TASK TO CARRY OUT:
Look through the material below and give the number of lines holding "text", with no other words.

**********

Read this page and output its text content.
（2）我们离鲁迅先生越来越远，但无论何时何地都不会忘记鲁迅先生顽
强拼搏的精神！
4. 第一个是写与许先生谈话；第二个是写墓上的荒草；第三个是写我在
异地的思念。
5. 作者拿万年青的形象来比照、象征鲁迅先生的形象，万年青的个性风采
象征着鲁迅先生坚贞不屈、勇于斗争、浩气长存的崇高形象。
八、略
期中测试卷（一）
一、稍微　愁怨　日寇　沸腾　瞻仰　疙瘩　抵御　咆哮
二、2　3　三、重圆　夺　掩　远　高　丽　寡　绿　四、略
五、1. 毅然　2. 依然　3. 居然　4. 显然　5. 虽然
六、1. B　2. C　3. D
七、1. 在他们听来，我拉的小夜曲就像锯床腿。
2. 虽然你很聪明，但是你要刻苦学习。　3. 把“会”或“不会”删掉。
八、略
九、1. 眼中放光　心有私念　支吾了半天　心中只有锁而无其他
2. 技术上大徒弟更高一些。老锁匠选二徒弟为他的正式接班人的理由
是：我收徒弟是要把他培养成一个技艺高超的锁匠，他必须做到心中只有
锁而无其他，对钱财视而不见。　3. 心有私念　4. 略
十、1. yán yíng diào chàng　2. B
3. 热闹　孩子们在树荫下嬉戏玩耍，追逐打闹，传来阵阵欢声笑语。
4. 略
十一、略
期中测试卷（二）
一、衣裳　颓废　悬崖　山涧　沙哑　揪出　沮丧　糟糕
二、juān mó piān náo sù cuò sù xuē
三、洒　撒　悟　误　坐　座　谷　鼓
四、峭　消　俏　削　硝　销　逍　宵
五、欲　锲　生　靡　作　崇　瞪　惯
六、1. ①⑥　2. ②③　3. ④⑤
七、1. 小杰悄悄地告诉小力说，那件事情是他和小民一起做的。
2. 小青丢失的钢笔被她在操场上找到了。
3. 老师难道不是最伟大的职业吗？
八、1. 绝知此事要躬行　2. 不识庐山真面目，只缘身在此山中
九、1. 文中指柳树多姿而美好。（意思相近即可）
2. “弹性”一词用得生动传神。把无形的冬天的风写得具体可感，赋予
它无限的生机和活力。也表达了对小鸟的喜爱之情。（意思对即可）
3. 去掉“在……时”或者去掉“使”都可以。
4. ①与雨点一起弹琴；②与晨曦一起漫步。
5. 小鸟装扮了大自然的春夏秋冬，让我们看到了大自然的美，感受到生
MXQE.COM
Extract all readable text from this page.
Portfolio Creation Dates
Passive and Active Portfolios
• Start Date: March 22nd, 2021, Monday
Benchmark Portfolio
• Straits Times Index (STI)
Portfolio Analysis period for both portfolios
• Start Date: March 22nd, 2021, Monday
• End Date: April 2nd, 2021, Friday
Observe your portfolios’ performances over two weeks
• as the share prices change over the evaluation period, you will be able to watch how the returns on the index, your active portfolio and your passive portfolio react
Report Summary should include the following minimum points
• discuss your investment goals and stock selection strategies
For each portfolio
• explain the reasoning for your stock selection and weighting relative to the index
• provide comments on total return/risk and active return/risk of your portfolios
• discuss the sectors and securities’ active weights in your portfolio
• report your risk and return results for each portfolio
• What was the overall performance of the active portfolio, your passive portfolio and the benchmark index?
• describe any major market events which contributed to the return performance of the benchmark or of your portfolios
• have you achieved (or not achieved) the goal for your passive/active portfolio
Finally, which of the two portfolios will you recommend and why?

**********

IN RESPONSE:
2